## YOUR INSTRUCTIONS
Extract every line that contains the string "estimated".

(Items listed in a dataset)
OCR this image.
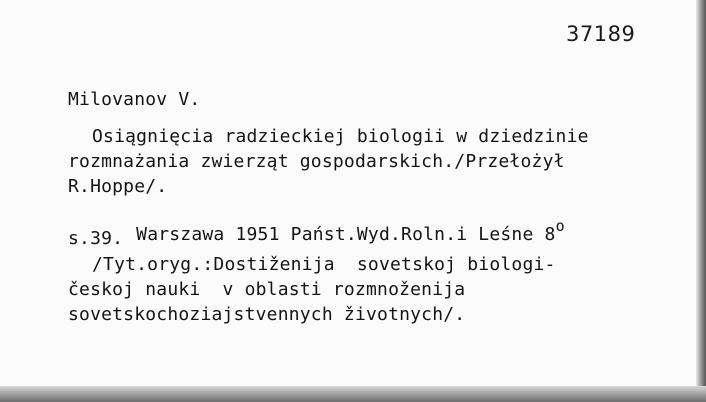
37189
Milovanov V.
Osiągnięcia radzieckiej biologii w dziedzinie
rozmnażania zwierząt gospodarskich./Przełożył
R.Hoppe/.

Warszawa 1951 Państ.Wyd.Roln.i Leśne 8$^o$

s.39.
/Tyt.oryg.:Dostiženija  sovetskoj biologi-
českoj nauki  v oblasti rozmnoženija
sovetskochoziajstvennych životnych/.
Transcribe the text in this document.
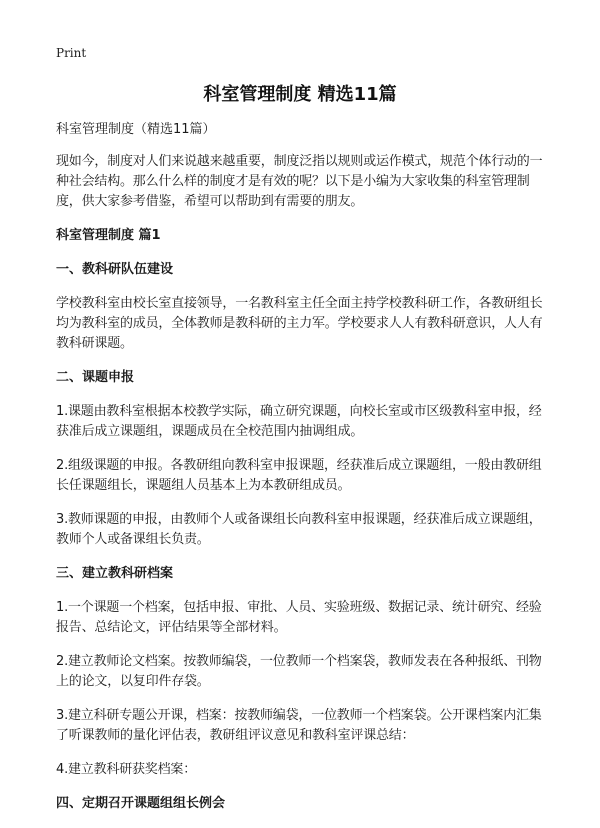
Print
科室管理制度 精选11篇

科室管理制度（精选11篇）

现如今，制度对人们来说越来越重要，制度泛指以规则或运作模式，规范个体行动的一种社会结构。那么什么样的制度才是有效的呢？以下是小编为大家收集的科室管理制度，供大家参考借鉴，希望可以帮助到有需要的朋友。

科室管理制度 篇1

一、教科研队伍建设

学校教科室由校长室直接领导，一名教科室主任全面主持学校教科研工作，各教研组长均为教科室的成员，全体教师是教科研的主力军。学校要求人人有教科研意识，人人有教科研课题。

二、课题申报

1.课题由教科室根据本校教学实际，确立研究课题，向校长室或市区级教科室申报，经获准后成立课题组，课题成员在全校范围内抽调组成。

2.组级课题的申报。各教研组向教科室申报课题，经获准后成立课题组，一般由教研组长任课题组长，课题组人员基本上为本教研组成员。

3.教师课题的申报，由教师个人或备课组长向教科室申报课题，经获准后成立课题组，教师个人或备课组长负责。

三、建立教科研档案

1.一个课题一个档案，包括申报、审批、人员、实验班级、数据记录、统计研究、经验报告、总结论文，评估结果等全部材料。

2.建立教师论文档案。按教师编袋，一位教师一个档案袋，教师发表在各种报纸、刊物上的论文，以复印件存袋。

3.建立科研专题公开课，档案：按教师编袋，一位教师一个档案袋。公开课档案内汇集了听课教师的量化评估表，教研组评议意见和教科室评课总结：

4.建立教科研获奖档案：

四、定期召开课题组组长例会
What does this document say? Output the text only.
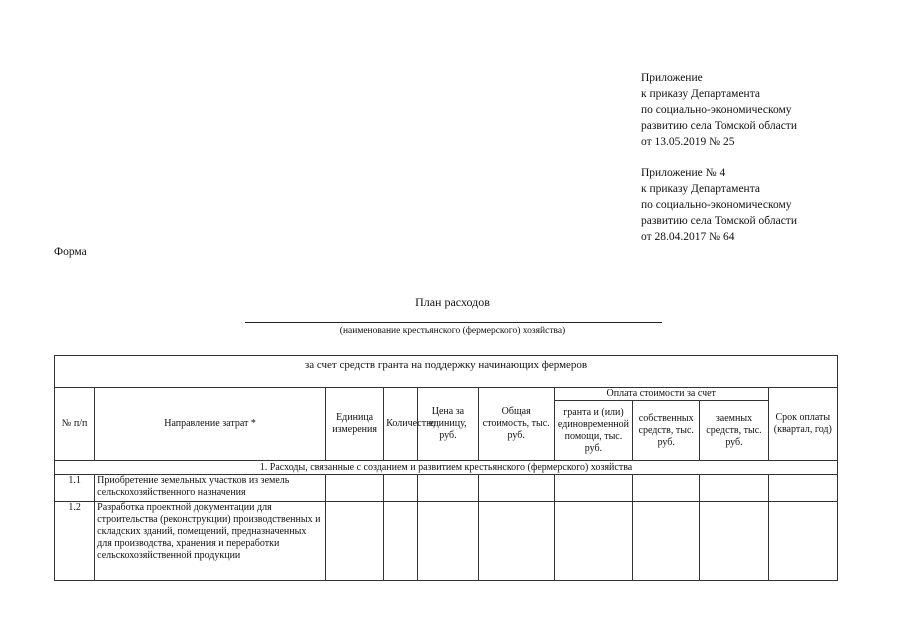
Приложение
к приказу Департамента
по социально-экономическому
развитию села Томской области
от 13.05.2019 № 25
Приложение № 4
к приказу Департамента
по социально-экономическому
развитию села Томской области
от 28.04.2017 № 64
Форма
План расходов
(наименование крестьянского (фермерского) хозяйства)
за счет средств гранта на поддержку начинающих фермеров									
№ п/п	Направление затрат *	Единица измерения	Количество	Цена за единицу, руб.	Общая стоимость, тыс. руб.	Оплата стоимости за счет			Срок оплаты (квартал, год)
						гранта и (или) единовременной помощи, тыс. руб.	собственных средств, тыс. руб.	заемных средств, тыс. руб.	
1. Расходы, связанные с созданием и развитием крестьянского (фермерского) хозяйства									
1.1	Приобретение земельных участков из земель сельскохозяйственного назначения								
1.2	Разработка проектной документации для строительства (реконструкции) производственных и складских зданий, помещений, предназначенных для производства, хранения и переработки сельскохозяйственной продукции								
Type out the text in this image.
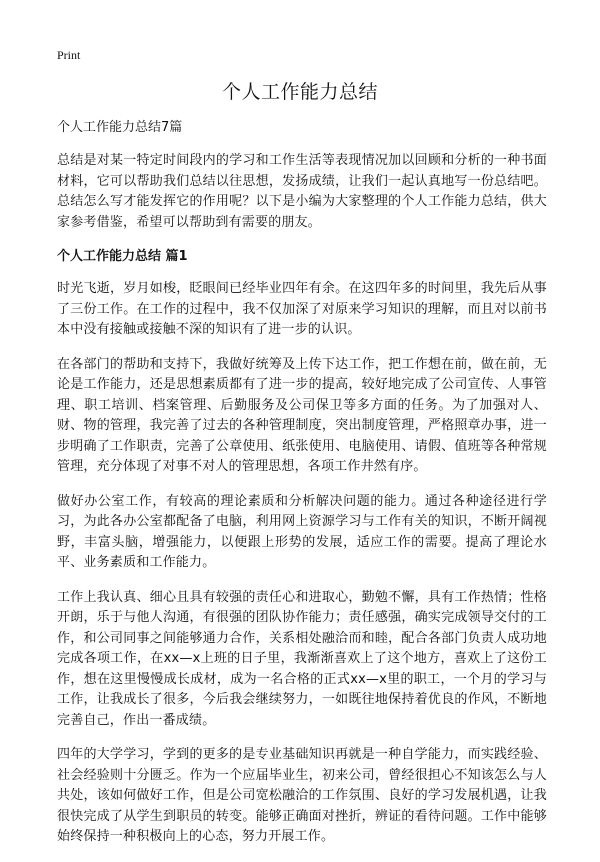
Print
个人工作能力总结

个人工作能力总结7篇

总结是对某一特定时间段内的学习和工作生活等表现情况加以回顾和分析的一种书面材料，它可以帮助我们总结以往思想，发扬成绩，让我们一起认真地写一份总结吧。总结怎么写才能发挥它的作用呢？以下是小编为大家整理的个人工作能力总结，供大家参考借鉴，希望可以帮助到有需要的朋友。

个人工作能力总结 篇1

时光飞逝，岁月如梭，眨眼间已经毕业四年有余。在这四年多的时间里，我先后从事了三份工作。在工作的过程中，我不仅加深了对原来学习知识的理解，而且对以前书本中没有接触或接触不深的知识有了进一步的认识。

在各部门的帮助和支持下，我做好统筹及上传下达工作，把工作想在前，做在前，无论是工作能力，还是思想素质都有了进一步的提高，较好地完成了公司宣传、人事管理、职工培训、档案管理、后勤服务及公司保卫等多方面的任务。为了加强对人、财、物的管理，我完善了过去的各种管理制度，突出制度管理，严格照章办事，进一步明确了工作职责，完善了公章使用、纸张使用、电脑使用、请假、值班等各种常规管理，充分体现了对事不对人的管理思想，各项工作井然有序。

做好办公室工作，有较高的理论素质和分析解决问题的能力。通过各种途径进行学习，为此各办公室都配备了电脑，利用网上资源学习与工作有关的知识，不断开阔视野，丰富头脑，增强能力，以便跟上形势的发展，适应工作的需要。提高了理论水平、业务素质和工作能力。

工作上我认真、细心且具有较强的责任心和进取心，勤勉不懈，具有工作热情；性格开朗，乐于与他人沟通，有很强的团队协作能力；责任感强，确实完成领导交付的工作，和公司同事之间能够通力合作，关系相处融洽而和睦，配合各部门负责人成功地完成各项工作，在xx—x上班的日子里，我渐渐喜欢上了这个地方，喜欢上了这份工作，想在这里慢慢成长成材，成为一名合格的正式xx—x里的职工，一个月的学习与工作，让我成长了很多，今后我会继续努力，一如既往地保持着优良的作风，不断地完善自己，作出一番成绩。

四年的大学学习，学到的更多的是专业基础知识再就是一种自学能力，而实践经验、社会经验则十分匮乏。作为一个应届毕业生，初来公司，曾经很担心不知该怎么与人共处，该如何做好工作，但是公司宽松融洽的工作氛围、良好的学习发展机遇，让我很快完成了从学生到职员的转变。能够正确面对挫折，辨证的看待问题。工作中能够始终保持一种积极向上的心态，努力开展工作。
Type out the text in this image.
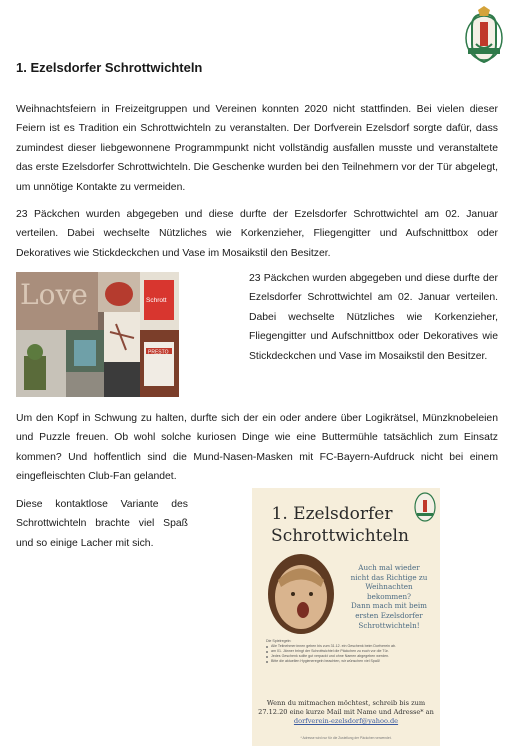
1. Ezelsdorfer Schrottwichteln

Weihnachtsfeiern in Freizeitgruppen und Vereinen konnten 2020 nicht stattfinden. Bei vielen dieser Feiern ist es Tradition ein Schrottwichteln zu veranstalten. Der Dorfverein Ezelsdorf sorgte dafür, dass zumindest dieser liebgewonnene Programmpunkt nicht vollständig ausfallen musste und veranstaltete das erste Ezelsdorfer Schrottwichteln. Die Geschenke wurden bei den Teilnehmern vor der Tür abgelegt, um unnötige Kontakte zu vermeiden.

23 Päckchen wurden abgegeben und diese durfte der Ezelsdorfer Schrottwichtel am 02. Januar verteilen. Dabei wechselte Nützliches wie Korkenzieher, Fliegengitter und Aufschnittbox oder Dekoratives wie Stickdeckchen und Vase im Mosaikstil den Besitzer.

Love	Schrott
PRESTO

23 Päckchen wurden abgegeben und diese durfte der Ezelsdorfer Schrottwichtel am 02. Januar verteilen. Dabei wechselte Nützliches wie Korkenzieher, Fliegengitter und Aufschnittbox oder Dekoratives wie Stickdeckchen und Vase im Mosaikstil den Besitzer.

Um den Kopf in Schwung zu halten, durfte sich der ein oder andere über Logikrätsel, Münzknobeleien und Puzzle freuen. Ob wohl solche kuriosen Dinge wie eine Buttermühle tatsächlich zum Einsatz kommen? Und hoffentlich sind die Mund-Nasen-Masken mit FC-Bayern-Aufdruck nicht bei einem eingefleischten Club-Fan gelandet.

Diese kontaktlose Variante des Schrottwichteln brachte viel Spaß und so einige Lacher mit sich.

1. Ezelsdorfer
Schrottwichteln
Auch mal wieder
nicht das Richtige zu
Weihnachten
bekommen?
Dann mach mit beim
ersten Ezelsdorfer
Schrottwichteln!
Die Spielregeln:
Alle Teilnehmer:innen geben bis zum 31.12. ein Geschenk beim Dorfverein ab.
am 01. Jänner bringt der Schrottwichtel die Päckchen zu euch vor die Tür.
Jedes Geschenk sollte gut verpackt und ohne Namen abgegeben werden.
Bitte die aktuellen Hygieneregeln beachten, wir wünschen viel Spaß!
Wenn du mitmachen möchtest, schreib bis zum
27.12.20 eine kurze Mail mit Name und Adresse* an
dorfverein-ezelsdorf@yahoo.de
* Adresse wird nur für die Zustellung der Päckchen verwendet.
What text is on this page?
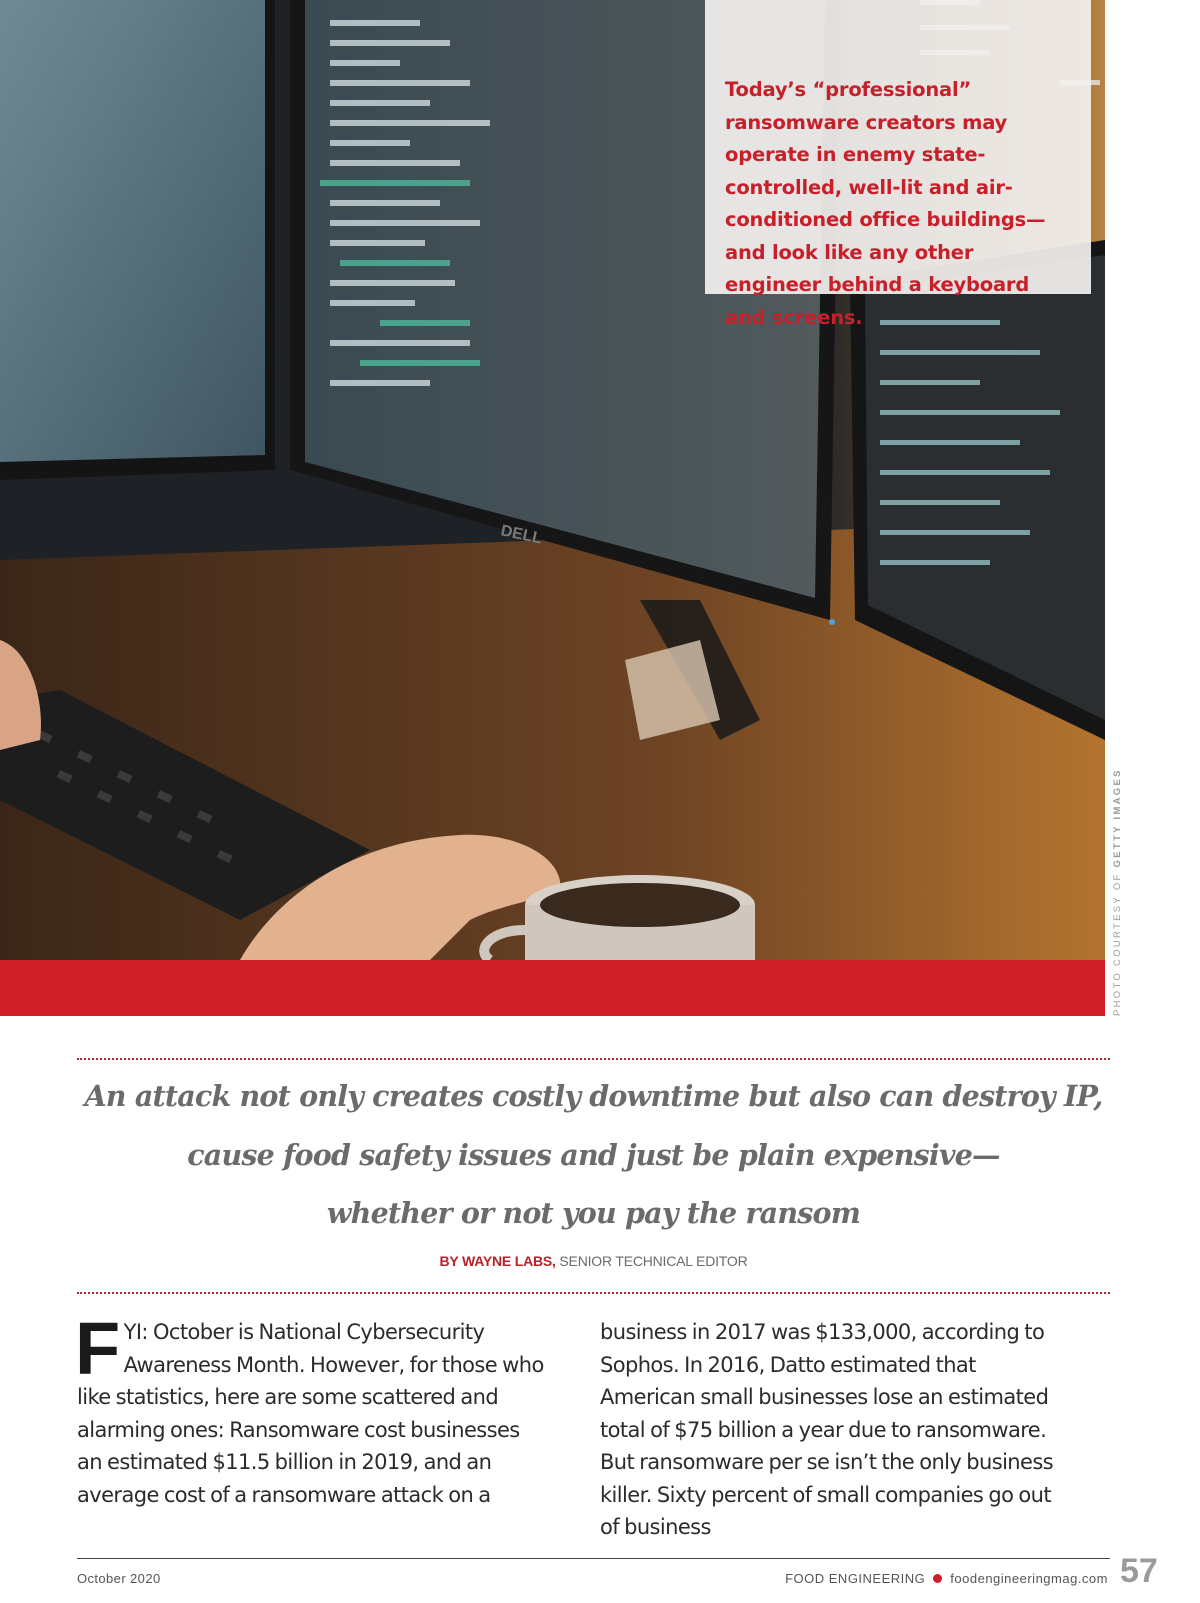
DELL

Today’s “professional” ransomware creators may operate in enemy state-controlled, well-lit and air-conditioned office buildings—and look like any other engineer behind a keyboard and screens.

PHOTO COURTESY OF GETTY IMAGES
An attack not only creates costly downtime but also can destroy IP,
cause food safety issues and just be plain expensive—
whether or not you pay the ransom
BY WAYNE LABS, SENIOR TECHNICAL EDITOR

FYI: October is National Cybersecurity Awareness Month. However, for those who like statistics, here are some scattered and alarming ones: Ransomware cost businesses an estimated $11.5 billion in 2019, and an average cost of a ransomware attack on a

business in 2017 was $133,000, according to Sophos. In 2016, Datto estimated that American small businesses lose an estimated total of $75 billion a year due to ransomware. But ransomware per se isn’t the only business killer. Sixty percent of small companies go out of business

October 2020	FOOD ENGINEERING foodengineeringmag.com 57
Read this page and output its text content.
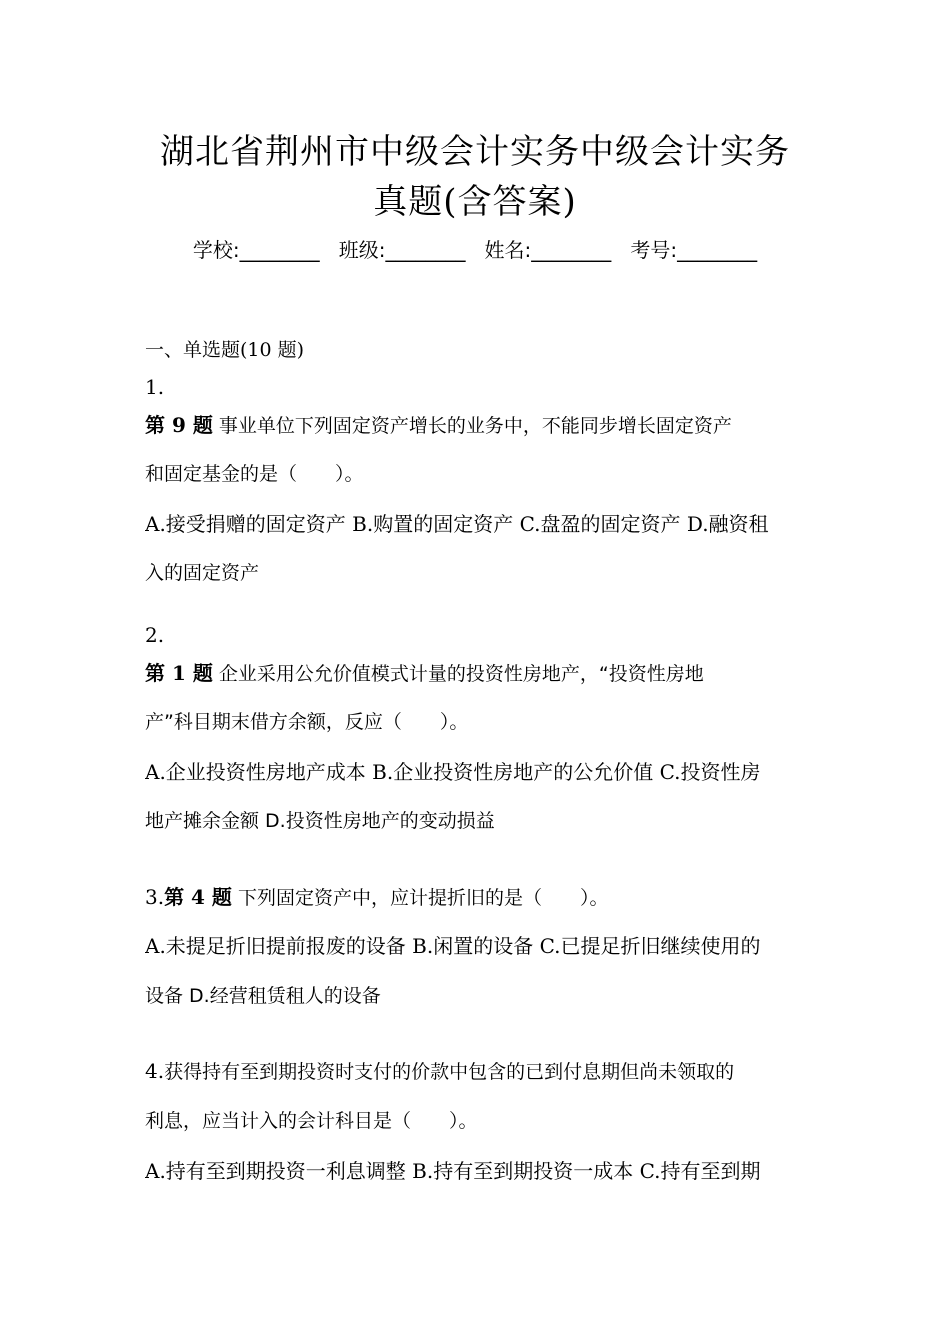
湖北省荆州市中级会计实务中级会计实务
真题(含答案)
学校:________ 班级:________ 姓名:________ 考号:________
一、单选题(10 题)
1.
第 9 题 事业单位下列固定资产增长的业务中，不能同步增长固定资产
和固定基金的是（　　）。
A.接受捐赠的固定资产 B.购置的固定资产 C.盘盈的固定资产 D.融资租
入的固定资产
2.
第 1 题 企业采用公允价值模式计量的投资性房地产，“投资性房地
产”科目期末借方余额，反应（　　）。
A.企业投资性房地产成本 B.企业投资性房地产的公允价值 C.投资性房
地产摊余金额 D.投资性房地产的变动损益
3.第 4 题 下列固定资产中，应计提折旧的是（　　）。
A.未提足折旧提前报废的设备 B.闲置的设备 C.已提足折旧继续使用的
设备 D.经营租赁租人的设备
4.获得持有至到期投资时支付的价款中包含的已到付息期但尚未领取的
利息，应当计入的会计科目是（　　）。
A.持有至到期投资一利息调整 B.持有至到期投资一成本 C.持有至到期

## ANSWER TO THIS TASK
FYI: October is National Cybersecurity Awareness Month. However, for those who like statistics, here are some scattered and alarming ones: Ransomware cost businesses an estimated $11.5 billion in 2019, and an average cost of a ransomware attack on a
business in 2017 was $133,000, according to Sophos. In 2016, Datto estimated that American small businesses lose an estimated total of $75 billion a year due to ransomware. But ransomware per se isn’t the only business killer. Sixty percent of small companies go out of business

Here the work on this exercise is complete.